DATA TO USE -
•••••
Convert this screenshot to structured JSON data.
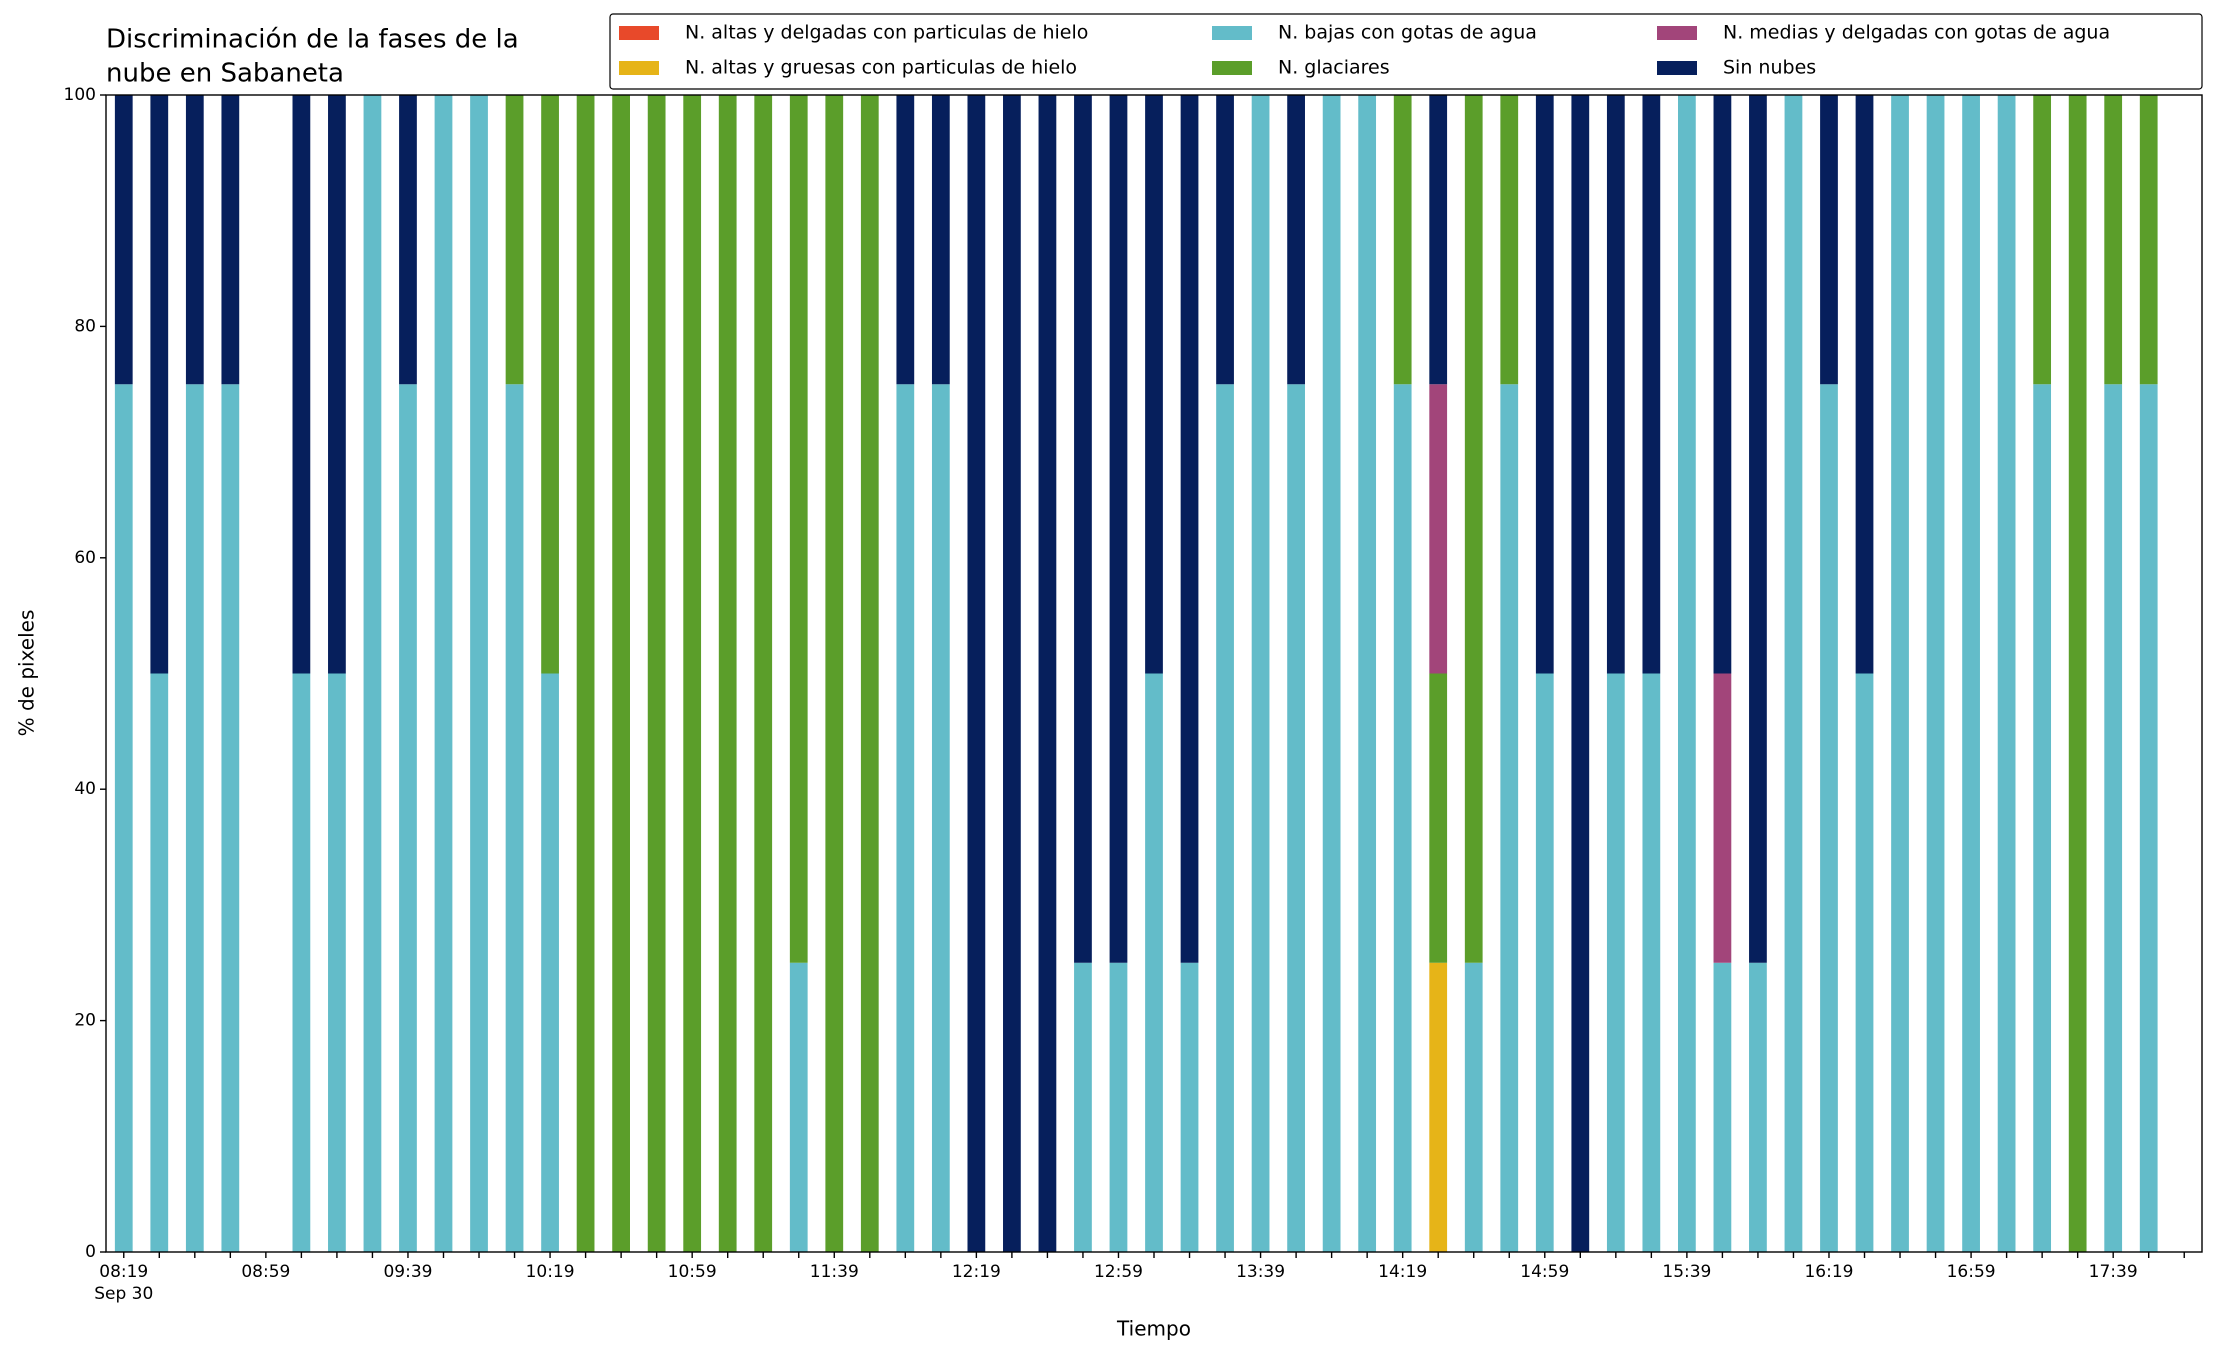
{
  "chart_data": {
    "type": "stacked_bar",
    "title_lines": [
      "Discriminación de la fases de la",
      "nube en Sabaneta"
    ],
    "x_label": "Tiempo",
    "y_label": "% de pixeles",
    "x_date_label": "Sep 30",
    "categories": [
      "08:19",
      null,
      null,
      null,
      "08:59",
      null,
      null,
      null,
      "09:39",
      null,
      null,
      null,
      "10:19",
      null,
      null,
      null,
      "10:59",
      null,
      null,
      null,
      "11:39",
      null,
      null,
      null,
      "12:19",
      null,
      null,
      null,
      "12:59",
      null,
      null,
      null,
      "13:39",
      null,
      null,
      null,
      "14:19",
      null,
      null,
      null,
      "14:59",
      null,
      null,
      null,
      "15:39",
      null,
      null,
      null,
      "16:19",
      null,
      null,
      null,
      "16:59",
      null,
      null,
      null,
      "17:39",
      null,
      null
    ],
    "ylim": [
      0,
      100
    ],
    "yticks": [
      0,
      20,
      40,
      60,
      80,
      100
    ],
    "legend": {
      "loc": "upper right",
      "ncol": 3
    },
    "series": [
      {
        "name": "N. altas y delgadas con particulas de hielo",
        "color": "#e8492a",
        "values": [
          0,
          0,
          0,
          0,
          0,
          0,
          0,
          0,
          0,
          0,
          0,
          0,
          0,
          0,
          0,
          0,
          0,
          0,
          0,
          0,
          0,
          0,
          0,
          0,
          0,
          0,
          0,
          0,
          0,
          0,
          0,
          0,
          0,
          0,
          0,
          0,
          0,
          0,
          0,
          0,
          0,
          0,
          0,
          0,
          0,
          0,
          0,
          0,
          0,
          0,
          0,
          0,
          0,
          0,
          0,
          0,
          0,
          0,
          0
        ]
      },
      {
        "name": "N. altas y gruesas con particulas de hielo",
        "color": "#e6b418",
        "values": [
          0,
          0,
          0,
          0,
          0,
          0,
          0,
          0,
          0,
          0,
          0,
          0,
          0,
          0,
          0,
          0,
          0,
          0,
          0,
          0,
          0,
          0,
          0,
          0,
          0,
          0,
          0,
          0,
          0,
          0,
          0,
          0,
          0,
          0,
          0,
          0,
          0,
          25,
          0,
          0,
          0,
          0,
          0,
          0,
          0,
          0,
          0,
          0,
          0,
          0,
          0,
          0,
          0,
          0,
          0,
          0,
          0,
          0,
          0
        ]
      },
      {
        "name": "N. bajas con gotas de agua",
        "color": "#63bcc9",
        "values": [
          75,
          50,
          75,
          75,
          0,
          50,
          50,
          100,
          75,
          100,
          100,
          75,
          50,
          0,
          0,
          0,
          0,
          0,
          0,
          25,
          0,
          0,
          75,
          75,
          0,
          0,
          0,
          25,
          25,
          50,
          25,
          75,
          100,
          75,
          100,
          100,
          75,
          0,
          25,
          75,
          50,
          0,
          50,
          50,
          100,
          25,
          25,
          100,
          75,
          50,
          100,
          100,
          100,
          100,
          75,
          0,
          75,
          75,
          0
        ]
      },
      {
        "name": "N. glaciares",
        "color": "#5b9e2a",
        "values": [
          0,
          0,
          0,
          0,
          0,
          0,
          0,
          0,
          0,
          0,
          0,
          25,
          50,
          100,
          100,
          100,
          100,
          100,
          100,
          75,
          100,
          100,
          0,
          0,
          0,
          0,
          0,
          0,
          0,
          0,
          0,
          0,
          0,
          0,
          0,
          0,
          25,
          25,
          75,
          25,
          0,
          0,
          0,
          0,
          0,
          0,
          0,
          0,
          0,
          0,
          0,
          0,
          0,
          0,
          25,
          100,
          25,
          25,
          0
        ]
      },
      {
        "name": "N. medias y delgadas con gotas de agua",
        "color": "#a2457a",
        "values": [
          0,
          0,
          0,
          0,
          0,
          0,
          0,
          0,
          0,
          0,
          0,
          0,
          0,
          0,
          0,
          0,
          0,
          0,
          0,
          0,
          0,
          0,
          0,
          0,
          0,
          0,
          0,
          0,
          0,
          0,
          0,
          0,
          0,
          0,
          0,
          0,
          0,
          25,
          0,
          0,
          0,
          0,
          0,
          0,
          0,
          25,
          0,
          0,
          0,
          0,
          0,
          0,
          0,
          0,
          0,
          0,
          0,
          0,
          0
        ]
      },
      {
        "name": "Sin nubes",
        "color": "#061f5c",
        "values": [
          25,
          50,
          25,
          25,
          0,
          50,
          50,
          0,
          25,
          0,
          0,
          0,
          0,
          0,
          0,
          0,
          0,
          0,
          0,
          0,
          0,
          0,
          25,
          25,
          100,
          100,
          100,
          75,
          75,
          50,
          75,
          25,
          0,
          25,
          0,
          0,
          0,
          25,
          0,
          0,
          50,
          100,
          50,
          50,
          0,
          50,
          75,
          0,
          25,
          50,
          0,
          0,
          0,
          0,
          0,
          0,
          0,
          0,
          0
        ]
      }
    ]
  }
}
•••••
DIRECTIONS FOR THIS TASK -
Write out every line of the listing that holds the word "agua".

RESPONSE TO THIS EXERCISE -
        "name": "N. bajas con gotas de agua",
        "name": "N. medias y delgadas con gotas de agua",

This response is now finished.